Short problem. Starting at the line that holds "Transcribe the text in this document.", set down each line through the end of the listing, exactly as written and with nothing added.

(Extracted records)
· · · · · · ·
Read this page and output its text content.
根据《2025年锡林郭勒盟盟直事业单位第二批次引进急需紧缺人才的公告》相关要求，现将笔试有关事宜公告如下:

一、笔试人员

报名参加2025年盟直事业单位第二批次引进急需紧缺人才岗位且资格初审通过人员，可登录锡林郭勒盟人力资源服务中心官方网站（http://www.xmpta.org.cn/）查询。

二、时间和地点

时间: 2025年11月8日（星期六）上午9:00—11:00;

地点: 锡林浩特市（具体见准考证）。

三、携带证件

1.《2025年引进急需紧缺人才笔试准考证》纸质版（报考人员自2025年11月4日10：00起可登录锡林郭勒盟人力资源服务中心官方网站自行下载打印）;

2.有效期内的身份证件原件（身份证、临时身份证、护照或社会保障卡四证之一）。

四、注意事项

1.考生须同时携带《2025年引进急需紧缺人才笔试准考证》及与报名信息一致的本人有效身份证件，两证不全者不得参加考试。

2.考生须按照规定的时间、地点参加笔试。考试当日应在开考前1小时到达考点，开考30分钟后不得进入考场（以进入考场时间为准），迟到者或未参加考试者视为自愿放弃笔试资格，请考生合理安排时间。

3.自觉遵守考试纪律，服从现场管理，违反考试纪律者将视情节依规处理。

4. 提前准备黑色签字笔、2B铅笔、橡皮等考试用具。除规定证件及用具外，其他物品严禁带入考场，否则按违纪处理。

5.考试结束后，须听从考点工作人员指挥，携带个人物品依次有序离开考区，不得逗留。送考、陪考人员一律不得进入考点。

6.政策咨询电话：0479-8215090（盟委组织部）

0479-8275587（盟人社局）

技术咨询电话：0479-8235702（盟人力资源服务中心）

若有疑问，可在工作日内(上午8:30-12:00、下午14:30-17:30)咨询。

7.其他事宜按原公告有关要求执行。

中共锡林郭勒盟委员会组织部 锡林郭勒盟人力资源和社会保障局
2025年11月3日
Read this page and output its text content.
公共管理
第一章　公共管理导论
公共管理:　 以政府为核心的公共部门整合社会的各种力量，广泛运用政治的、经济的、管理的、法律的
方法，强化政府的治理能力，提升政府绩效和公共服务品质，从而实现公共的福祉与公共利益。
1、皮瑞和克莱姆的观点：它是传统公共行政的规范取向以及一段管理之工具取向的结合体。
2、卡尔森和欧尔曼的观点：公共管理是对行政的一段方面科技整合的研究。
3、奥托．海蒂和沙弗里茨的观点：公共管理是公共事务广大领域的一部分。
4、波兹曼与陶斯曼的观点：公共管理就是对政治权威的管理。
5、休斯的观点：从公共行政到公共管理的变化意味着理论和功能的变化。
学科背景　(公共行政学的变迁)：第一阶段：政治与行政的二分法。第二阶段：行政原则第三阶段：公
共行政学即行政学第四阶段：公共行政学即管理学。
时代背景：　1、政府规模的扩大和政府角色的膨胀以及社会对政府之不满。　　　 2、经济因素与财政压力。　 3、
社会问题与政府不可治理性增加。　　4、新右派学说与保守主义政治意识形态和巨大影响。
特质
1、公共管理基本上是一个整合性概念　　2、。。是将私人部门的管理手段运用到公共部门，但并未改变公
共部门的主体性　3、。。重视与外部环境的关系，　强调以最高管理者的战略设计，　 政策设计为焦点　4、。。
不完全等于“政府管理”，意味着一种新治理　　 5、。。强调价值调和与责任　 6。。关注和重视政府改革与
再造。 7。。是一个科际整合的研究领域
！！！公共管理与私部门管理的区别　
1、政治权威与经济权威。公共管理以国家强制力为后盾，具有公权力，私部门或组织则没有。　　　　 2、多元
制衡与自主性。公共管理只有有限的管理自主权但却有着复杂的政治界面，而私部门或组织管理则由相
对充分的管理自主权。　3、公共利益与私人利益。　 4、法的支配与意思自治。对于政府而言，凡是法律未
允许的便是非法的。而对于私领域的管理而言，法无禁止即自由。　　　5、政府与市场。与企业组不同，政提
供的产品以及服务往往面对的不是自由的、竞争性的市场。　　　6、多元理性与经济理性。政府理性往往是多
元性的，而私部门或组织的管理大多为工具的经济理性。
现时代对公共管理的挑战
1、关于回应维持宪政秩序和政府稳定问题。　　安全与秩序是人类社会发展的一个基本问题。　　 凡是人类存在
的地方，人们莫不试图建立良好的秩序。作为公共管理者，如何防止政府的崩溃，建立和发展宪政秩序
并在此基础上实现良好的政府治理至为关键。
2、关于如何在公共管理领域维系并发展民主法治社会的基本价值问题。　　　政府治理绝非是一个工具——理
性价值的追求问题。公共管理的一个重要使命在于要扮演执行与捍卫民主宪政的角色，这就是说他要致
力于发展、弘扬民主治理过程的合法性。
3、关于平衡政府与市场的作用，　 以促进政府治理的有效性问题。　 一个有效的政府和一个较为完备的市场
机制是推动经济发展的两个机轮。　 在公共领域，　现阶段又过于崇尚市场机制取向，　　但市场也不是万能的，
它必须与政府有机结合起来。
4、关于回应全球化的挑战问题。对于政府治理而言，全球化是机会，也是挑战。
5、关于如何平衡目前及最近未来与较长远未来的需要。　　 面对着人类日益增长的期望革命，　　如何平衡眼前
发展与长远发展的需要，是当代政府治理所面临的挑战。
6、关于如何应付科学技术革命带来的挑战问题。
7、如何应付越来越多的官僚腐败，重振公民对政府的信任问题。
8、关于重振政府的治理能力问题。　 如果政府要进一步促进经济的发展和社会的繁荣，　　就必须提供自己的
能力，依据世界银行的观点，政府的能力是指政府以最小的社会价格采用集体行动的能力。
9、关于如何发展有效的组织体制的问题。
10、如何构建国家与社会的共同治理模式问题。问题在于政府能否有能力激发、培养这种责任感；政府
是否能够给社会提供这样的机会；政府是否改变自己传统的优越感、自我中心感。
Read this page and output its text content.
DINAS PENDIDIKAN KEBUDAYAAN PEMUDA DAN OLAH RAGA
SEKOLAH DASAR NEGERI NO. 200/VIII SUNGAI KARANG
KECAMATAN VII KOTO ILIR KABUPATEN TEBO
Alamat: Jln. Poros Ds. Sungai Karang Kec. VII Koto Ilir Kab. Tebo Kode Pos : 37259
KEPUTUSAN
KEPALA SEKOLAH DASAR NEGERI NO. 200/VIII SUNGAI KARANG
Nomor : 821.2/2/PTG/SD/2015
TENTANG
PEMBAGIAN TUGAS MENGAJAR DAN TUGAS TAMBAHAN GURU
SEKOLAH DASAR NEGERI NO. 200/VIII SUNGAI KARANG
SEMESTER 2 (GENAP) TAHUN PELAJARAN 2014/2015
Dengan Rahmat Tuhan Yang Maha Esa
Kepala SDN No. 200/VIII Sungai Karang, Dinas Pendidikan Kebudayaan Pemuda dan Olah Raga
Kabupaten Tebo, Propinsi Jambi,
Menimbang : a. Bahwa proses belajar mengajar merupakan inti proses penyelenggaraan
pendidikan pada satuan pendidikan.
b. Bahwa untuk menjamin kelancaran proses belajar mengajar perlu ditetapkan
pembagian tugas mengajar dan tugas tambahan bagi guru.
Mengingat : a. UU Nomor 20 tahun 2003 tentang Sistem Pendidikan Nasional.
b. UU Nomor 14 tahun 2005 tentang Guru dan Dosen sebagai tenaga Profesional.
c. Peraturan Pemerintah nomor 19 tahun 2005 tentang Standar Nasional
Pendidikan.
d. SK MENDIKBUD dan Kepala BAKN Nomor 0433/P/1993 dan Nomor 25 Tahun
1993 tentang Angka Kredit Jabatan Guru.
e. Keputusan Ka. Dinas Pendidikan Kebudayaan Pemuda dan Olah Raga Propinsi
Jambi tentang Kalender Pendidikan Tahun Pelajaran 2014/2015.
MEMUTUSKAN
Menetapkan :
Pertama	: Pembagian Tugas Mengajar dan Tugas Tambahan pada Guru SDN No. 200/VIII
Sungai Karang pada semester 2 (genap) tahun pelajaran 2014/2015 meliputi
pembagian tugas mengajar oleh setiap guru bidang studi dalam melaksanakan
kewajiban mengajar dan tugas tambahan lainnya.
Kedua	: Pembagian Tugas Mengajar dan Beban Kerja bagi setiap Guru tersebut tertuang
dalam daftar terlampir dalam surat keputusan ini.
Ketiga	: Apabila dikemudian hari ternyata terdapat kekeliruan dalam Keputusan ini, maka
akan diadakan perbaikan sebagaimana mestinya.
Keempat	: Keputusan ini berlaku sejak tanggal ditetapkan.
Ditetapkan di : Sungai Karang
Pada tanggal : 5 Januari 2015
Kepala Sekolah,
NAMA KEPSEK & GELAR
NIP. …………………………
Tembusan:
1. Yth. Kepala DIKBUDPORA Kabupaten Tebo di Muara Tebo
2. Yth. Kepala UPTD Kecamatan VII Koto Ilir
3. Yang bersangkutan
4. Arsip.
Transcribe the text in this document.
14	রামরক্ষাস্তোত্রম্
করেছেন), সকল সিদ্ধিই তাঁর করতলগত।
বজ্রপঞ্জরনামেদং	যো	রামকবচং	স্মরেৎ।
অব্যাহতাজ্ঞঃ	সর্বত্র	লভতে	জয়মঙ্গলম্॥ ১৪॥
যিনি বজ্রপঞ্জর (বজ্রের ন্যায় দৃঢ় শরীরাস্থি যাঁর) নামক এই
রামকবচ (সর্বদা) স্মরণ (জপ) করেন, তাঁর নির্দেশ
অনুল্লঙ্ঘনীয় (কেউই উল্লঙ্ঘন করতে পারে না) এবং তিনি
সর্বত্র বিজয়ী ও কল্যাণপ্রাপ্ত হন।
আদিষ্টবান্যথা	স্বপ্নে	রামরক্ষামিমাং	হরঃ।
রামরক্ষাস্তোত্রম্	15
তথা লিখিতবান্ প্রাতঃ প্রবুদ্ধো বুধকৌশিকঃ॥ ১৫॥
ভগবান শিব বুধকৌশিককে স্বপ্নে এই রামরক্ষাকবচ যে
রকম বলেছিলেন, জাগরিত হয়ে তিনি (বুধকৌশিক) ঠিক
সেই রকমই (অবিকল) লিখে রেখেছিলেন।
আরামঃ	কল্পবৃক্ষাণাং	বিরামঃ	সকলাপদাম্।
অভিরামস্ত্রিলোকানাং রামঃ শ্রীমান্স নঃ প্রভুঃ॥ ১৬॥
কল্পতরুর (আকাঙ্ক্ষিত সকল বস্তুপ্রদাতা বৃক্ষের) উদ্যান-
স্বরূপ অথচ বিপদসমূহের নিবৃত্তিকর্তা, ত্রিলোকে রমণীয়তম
· · · · · · ·
Solution to this exercise.
Transcribe the text in this document.
14	রামরক্ষাস্তোত্রম্
করেছেন), সকল সিদ্ধিই তাঁর করতলগত।
বজ্রপঞ্জরনামেদং	যো	রামকবচং	স্মরেৎ।
অব্যাহতাজ্ঞঃ	সর্বত্র	লভতে	জয়মঙ্গলম্॥ ১৪॥
যিনি বজ্রপঞ্জর (বজ্রের ন্যায় দৃঢ় শরীরাস্থি যাঁর) নামক এই
রামকবচ (সর্বদা) স্মরণ (জপ) করেন, তাঁর নির্দেশ
অনুল্লঙ্ঘনীয় (কেউই উল্লঙ্ঘন করতে পারে না) এবং তিনি
সর্বত্র বিজয়ী ও কল্যাণপ্রাপ্ত হন।
আদিষ্টবান্যথা	স্বপ্নে	রামরক্ষামিমাং	হরঃ।
রামরক্ষাস্তোত্রম্	15
তথা লিখিতবান্ প্রাতঃ প্রবুদ্ধো বুধকৌশিকঃ॥ ১৫॥
ভগবান শিব বুধকৌশিককে স্বপ্নে এই রামরক্ষাকবচ যে
রকম বলেছিলেন, জাগরিত হয়ে তিনি (বুধকৌশিক) ঠিক
সেই রকমই (অবিকল) লিখে রেখেছিলেন।
আরামঃ	কল্পবৃক্ষাণাং	বিরামঃ	সকলাপদাম্।
অভিরামস্ত্রিলোকানাং রামঃ শ্রীমান্স নঃ প্রভুঃ॥ ১৬॥
কল্পতরুর (আকাঙ্ক্ষিত সকল বস্তুপ্রদাতা বৃক্ষের) উদ্যান-
স্বরূপ অথচ বিপদসমূহের নিবৃত্তিকর্তা, ত্রিলোকে রমণীয়তম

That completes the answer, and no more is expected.